### Your goal:
Identify all lines in the data containing the string "label". Copy them out.

Data entries for graphics
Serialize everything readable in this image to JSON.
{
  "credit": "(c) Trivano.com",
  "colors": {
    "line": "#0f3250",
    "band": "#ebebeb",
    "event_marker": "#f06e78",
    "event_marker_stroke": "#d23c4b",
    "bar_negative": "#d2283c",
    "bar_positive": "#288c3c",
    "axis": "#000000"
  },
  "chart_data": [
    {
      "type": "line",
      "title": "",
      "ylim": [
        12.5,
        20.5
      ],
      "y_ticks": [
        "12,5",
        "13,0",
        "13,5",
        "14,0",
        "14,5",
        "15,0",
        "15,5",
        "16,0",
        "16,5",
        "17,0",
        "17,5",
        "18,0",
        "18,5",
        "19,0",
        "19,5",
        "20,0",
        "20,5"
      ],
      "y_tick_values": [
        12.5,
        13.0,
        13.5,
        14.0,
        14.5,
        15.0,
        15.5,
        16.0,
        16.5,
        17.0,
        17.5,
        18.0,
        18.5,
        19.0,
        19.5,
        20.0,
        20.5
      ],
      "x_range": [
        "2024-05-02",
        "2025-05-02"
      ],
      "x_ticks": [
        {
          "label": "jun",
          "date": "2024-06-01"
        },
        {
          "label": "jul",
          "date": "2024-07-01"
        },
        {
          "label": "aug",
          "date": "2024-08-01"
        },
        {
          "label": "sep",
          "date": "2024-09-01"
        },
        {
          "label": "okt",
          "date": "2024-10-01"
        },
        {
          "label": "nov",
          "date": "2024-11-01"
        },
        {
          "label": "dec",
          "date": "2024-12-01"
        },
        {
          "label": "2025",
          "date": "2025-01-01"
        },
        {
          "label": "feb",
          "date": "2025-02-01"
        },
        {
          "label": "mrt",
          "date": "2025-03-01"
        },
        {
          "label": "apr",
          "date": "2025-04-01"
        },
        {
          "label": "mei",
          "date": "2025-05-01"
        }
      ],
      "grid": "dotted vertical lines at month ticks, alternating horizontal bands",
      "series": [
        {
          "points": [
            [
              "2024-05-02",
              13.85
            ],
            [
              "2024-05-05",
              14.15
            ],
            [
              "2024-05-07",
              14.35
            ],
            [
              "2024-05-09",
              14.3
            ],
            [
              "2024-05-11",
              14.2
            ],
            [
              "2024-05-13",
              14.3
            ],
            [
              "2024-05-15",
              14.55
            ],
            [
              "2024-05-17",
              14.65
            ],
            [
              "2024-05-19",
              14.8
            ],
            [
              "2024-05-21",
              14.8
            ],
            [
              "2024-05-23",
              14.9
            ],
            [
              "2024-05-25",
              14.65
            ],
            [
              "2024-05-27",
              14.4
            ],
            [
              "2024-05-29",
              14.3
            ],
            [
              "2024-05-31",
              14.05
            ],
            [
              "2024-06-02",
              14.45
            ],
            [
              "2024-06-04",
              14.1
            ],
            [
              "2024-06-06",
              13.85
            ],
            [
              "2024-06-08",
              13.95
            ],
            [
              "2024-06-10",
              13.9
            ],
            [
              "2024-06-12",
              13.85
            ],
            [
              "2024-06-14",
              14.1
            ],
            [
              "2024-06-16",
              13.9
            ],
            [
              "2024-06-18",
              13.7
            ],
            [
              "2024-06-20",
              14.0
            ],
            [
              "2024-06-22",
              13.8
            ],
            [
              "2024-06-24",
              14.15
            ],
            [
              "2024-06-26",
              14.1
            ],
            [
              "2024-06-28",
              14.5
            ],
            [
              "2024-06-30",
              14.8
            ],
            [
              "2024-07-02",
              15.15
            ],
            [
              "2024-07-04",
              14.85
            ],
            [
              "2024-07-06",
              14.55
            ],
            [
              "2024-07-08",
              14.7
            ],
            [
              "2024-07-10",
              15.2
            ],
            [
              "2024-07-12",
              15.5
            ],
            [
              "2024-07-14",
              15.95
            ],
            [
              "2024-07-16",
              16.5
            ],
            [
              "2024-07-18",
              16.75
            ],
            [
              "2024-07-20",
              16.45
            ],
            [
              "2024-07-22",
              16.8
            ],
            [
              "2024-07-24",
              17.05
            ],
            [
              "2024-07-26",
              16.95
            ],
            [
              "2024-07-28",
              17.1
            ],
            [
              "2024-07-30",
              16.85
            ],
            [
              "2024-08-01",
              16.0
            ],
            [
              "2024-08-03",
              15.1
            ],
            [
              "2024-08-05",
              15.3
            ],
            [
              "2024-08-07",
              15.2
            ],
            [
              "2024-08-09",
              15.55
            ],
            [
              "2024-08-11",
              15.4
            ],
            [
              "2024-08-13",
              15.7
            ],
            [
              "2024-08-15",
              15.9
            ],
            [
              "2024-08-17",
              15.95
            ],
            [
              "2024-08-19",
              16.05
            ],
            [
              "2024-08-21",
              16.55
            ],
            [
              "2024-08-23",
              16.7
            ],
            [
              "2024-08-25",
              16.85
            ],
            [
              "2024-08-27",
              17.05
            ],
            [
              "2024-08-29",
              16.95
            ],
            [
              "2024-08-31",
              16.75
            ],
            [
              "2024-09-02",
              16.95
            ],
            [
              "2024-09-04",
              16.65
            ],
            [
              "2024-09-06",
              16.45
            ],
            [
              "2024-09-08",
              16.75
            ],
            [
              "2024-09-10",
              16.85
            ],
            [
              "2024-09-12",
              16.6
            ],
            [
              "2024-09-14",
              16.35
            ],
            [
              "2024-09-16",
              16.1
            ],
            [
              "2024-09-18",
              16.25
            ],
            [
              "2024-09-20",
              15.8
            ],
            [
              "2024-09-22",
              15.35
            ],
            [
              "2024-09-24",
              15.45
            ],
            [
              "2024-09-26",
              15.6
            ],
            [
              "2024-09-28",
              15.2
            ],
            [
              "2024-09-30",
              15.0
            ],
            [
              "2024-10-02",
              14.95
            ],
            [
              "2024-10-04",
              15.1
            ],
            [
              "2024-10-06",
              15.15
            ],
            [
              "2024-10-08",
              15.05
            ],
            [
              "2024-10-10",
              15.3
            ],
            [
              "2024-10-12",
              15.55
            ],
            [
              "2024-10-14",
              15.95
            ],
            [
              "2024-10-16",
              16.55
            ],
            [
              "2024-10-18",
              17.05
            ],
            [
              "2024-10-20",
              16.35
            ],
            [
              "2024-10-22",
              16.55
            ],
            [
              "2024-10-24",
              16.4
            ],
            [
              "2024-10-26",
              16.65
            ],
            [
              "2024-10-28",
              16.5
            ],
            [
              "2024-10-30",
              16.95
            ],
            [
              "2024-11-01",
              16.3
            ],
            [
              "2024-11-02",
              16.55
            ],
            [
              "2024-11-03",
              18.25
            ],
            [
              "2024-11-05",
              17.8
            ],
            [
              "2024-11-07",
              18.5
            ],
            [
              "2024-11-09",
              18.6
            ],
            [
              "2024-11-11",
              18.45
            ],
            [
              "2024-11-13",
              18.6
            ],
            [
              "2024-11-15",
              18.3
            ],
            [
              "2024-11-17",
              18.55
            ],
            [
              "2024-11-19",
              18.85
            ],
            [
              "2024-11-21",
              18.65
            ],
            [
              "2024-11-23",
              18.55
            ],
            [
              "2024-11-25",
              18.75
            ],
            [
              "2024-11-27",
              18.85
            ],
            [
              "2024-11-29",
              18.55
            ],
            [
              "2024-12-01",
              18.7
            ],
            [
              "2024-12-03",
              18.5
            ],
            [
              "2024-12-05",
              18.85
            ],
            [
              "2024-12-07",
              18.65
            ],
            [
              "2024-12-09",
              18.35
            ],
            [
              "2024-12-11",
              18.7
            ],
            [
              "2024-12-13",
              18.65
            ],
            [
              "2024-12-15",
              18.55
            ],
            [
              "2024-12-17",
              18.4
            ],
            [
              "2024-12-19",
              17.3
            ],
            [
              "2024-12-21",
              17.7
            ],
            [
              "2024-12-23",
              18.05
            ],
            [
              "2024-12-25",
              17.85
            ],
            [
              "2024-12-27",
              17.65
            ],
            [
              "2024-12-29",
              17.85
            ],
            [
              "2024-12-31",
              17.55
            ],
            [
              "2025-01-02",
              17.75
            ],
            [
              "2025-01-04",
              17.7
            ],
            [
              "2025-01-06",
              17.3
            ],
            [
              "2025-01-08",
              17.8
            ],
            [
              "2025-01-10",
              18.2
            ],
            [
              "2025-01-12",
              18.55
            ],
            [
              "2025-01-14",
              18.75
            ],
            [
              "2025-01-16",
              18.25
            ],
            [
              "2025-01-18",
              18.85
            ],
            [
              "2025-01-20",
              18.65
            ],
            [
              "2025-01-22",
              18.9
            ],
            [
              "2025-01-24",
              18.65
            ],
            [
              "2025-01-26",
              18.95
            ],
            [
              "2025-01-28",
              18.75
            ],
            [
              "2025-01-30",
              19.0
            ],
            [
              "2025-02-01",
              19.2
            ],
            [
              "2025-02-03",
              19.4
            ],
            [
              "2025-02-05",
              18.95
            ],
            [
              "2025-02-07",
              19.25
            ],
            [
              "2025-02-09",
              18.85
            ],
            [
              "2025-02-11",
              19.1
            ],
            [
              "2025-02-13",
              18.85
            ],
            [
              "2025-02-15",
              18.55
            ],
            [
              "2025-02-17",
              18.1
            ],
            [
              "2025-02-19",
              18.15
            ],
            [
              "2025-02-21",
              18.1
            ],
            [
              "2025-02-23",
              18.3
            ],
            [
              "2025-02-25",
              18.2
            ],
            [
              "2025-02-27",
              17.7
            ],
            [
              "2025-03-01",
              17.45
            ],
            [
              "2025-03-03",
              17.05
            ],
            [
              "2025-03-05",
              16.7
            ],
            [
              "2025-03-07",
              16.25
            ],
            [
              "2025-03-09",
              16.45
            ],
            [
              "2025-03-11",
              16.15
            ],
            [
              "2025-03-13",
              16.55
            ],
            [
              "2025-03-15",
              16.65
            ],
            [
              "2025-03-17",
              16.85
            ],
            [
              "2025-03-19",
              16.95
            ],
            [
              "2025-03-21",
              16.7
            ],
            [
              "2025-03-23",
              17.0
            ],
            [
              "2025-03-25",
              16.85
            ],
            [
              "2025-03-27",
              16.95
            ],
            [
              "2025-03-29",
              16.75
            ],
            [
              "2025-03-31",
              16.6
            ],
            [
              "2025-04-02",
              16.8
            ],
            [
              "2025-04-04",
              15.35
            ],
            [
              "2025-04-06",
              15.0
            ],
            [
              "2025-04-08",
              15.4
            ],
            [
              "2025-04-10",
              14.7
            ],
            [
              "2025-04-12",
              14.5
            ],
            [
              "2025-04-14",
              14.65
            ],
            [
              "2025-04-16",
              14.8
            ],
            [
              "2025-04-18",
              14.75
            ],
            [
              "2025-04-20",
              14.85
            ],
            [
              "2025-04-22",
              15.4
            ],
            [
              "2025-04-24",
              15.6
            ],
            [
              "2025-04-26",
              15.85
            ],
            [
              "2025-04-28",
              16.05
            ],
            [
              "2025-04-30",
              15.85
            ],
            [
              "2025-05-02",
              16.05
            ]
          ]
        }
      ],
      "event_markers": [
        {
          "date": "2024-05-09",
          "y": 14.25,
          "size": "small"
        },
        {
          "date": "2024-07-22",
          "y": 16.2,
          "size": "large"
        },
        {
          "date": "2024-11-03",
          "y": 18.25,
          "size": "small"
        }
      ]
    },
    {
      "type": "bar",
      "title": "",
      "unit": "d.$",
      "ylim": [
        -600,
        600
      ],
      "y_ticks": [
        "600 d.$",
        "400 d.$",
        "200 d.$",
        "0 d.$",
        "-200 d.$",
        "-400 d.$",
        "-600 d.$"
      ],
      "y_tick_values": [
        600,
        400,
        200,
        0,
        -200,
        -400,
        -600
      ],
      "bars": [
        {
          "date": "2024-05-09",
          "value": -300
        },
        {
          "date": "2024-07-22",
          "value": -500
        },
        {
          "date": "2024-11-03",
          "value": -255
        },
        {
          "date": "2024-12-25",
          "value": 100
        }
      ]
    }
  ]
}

### Expected output:
          "label": "jun",
          "label": "jul",
          "label": "aug",
          "label": "sep",
          "label": "okt",
          "label": "nov",
          "label": "dec",
          "label": "2025",
          "label": "feb",
          "label": "mrt",
          "label": "apr",
          "label": "mei",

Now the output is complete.